Records contained in a dataset:
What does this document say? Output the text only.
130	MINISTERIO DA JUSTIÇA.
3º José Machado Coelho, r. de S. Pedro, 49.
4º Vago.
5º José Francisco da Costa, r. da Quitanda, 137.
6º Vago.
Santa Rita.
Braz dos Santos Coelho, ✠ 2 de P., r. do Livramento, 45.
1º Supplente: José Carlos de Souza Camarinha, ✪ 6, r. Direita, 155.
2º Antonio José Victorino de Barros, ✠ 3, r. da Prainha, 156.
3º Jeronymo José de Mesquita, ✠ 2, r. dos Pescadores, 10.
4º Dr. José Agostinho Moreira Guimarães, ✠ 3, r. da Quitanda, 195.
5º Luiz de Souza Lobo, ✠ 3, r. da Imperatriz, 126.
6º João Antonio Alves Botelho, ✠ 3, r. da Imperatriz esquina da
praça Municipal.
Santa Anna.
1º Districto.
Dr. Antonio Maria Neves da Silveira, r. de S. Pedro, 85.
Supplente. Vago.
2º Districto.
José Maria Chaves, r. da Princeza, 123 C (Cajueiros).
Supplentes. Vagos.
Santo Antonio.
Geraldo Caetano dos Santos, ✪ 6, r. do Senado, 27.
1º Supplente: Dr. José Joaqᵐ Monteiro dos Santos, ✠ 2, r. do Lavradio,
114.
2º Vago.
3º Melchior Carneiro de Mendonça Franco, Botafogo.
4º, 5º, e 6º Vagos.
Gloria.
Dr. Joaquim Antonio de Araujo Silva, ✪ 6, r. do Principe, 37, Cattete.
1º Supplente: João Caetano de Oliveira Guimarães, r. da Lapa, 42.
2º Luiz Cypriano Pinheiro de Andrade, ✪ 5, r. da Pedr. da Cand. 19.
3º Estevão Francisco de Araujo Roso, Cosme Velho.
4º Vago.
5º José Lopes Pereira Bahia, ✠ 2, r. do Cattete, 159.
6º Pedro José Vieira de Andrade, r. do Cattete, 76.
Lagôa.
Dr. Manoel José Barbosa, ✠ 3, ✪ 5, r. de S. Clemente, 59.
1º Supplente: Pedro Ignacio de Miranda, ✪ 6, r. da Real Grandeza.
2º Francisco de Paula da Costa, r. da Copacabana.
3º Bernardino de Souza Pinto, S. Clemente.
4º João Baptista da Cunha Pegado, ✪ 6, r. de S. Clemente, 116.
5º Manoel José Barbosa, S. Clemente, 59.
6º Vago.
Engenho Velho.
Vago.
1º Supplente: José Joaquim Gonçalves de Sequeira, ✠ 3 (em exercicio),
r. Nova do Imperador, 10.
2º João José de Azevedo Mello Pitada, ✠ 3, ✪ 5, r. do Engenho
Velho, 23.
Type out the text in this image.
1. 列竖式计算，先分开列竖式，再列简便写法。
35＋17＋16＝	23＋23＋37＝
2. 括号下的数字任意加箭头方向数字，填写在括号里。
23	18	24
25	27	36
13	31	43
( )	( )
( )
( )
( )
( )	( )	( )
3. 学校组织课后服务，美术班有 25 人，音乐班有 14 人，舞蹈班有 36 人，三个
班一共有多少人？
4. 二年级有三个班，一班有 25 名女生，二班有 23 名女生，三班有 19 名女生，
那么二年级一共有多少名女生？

Exercise goal:
Nothing in the listing may be changed; retype it all exactly.

Task response:
What does this document say? Output the text only.
130	MINISTERIO DA JUSTIÇA.
3º José Machado Coelho, r. de S. Pedro, 49.
4º Vago.
5º José Francisco da Costa, r. da Quitanda, 137.
6º Vago.
Santa Rita.
Braz dos Santos Coelho, ✠ 2 de P., r. do Livramento, 45.
1º Supplente: José Carlos de Souza Camarinha, ✪ 6, r. Direita, 155.
2º Antonio José Victorino de Barros, ✠ 3, r. da Prainha, 156.
3º Jeronymo José de Mesquita, ✠ 2, r. dos Pescadores, 10.
4º Dr. José Agostinho Moreira Guimarães, ✠ 3, r. da Quitanda, 195.
5º Luiz de Souza Lobo, ✠ 3, r. da Imperatriz, 126.
6º João Antonio Alves Botelho, ✠ 3, r. da Imperatriz esquina da
praça Municipal.
Santa Anna.
1º Districto.
Dr. Antonio Maria Neves da Silveira, r. de S. Pedro, 85.
Supplente. Vago.
2º Districto.
José Maria Chaves, r. da Princeza, 123 C (Cajueiros).
Supplentes. Vagos.
Santo Antonio.
Geraldo Caetano dos Santos, ✪ 6, r. do Senado, 27.
1º Supplente: Dr. José Joaqᵐ Monteiro dos Santos, ✠ 2, r. do Lavradio,
114.
2º Vago.
3º Melchior Carneiro de Mendonça Franco, Botafogo.
4º, 5º, e 6º Vagos.
Gloria.
Dr. Joaquim Antonio de Araujo Silva, ✪ 6, r. do Principe, 37, Cattete.
1º Supplente: João Caetano de Oliveira Guimarães, r. da Lapa, 42.
2º Luiz Cypriano Pinheiro de Andrade, ✪ 5, r. da Pedr. da Cand. 19.
3º Estevão Francisco de Araujo Roso, Cosme Velho.
4º Vago.
5º José Lopes Pereira Bahia, ✠ 2, r. do Cattete, 159.
6º Pedro José Vieira de Andrade, r. do Cattete, 76.
Lagôa.
Dr. Manoel José Barbosa, ✠ 3, ✪ 5, r. de S. Clemente, 59.
1º Supplente: Pedro Ignacio de Miranda, ✪ 6, r. da Real Grandeza.
2º Francisco de Paula da Costa, r. da Copacabana.
3º Bernardino de Souza Pinto, S. Clemente.
4º João Baptista da Cunha Pegado, ✪ 6, r. de S. Clemente, 116.
5º Manoel José Barbosa, S. Clemente, 59.
6º Vago.
Engenho Velho.
Vago.
1º Supplente: José Joaquim Gonçalves de Sequeira, ✠ 3 (em exercicio),
r. Nova do Imperador, 10.
2º João José de Azevedo Mello Pitada, ✠ 3, ✪ 5, r. do Engenho
Velho, 23.
Type out the text in this image.
1. 列竖式计算，先分开列竖式，再列简便写法。
35＋17＋16＝	23＋23＋37＝
2. 括号下的数字任意加箭头方向数字，填写在括号里。
23	18	24
25	27	36
13	31	43
( )	( )
( )
( )
( )
( )	( )	( )
3. 学校组织课后服务，美术班有 25 人，音乐班有 14 人，舞蹈班有 36 人，三个
班一共有多少人？
4. 二年级有三个班，一班有 25 名女生，二班有 23 名女生，三班有 19 名女生，
那么二年级一共有多少名女生？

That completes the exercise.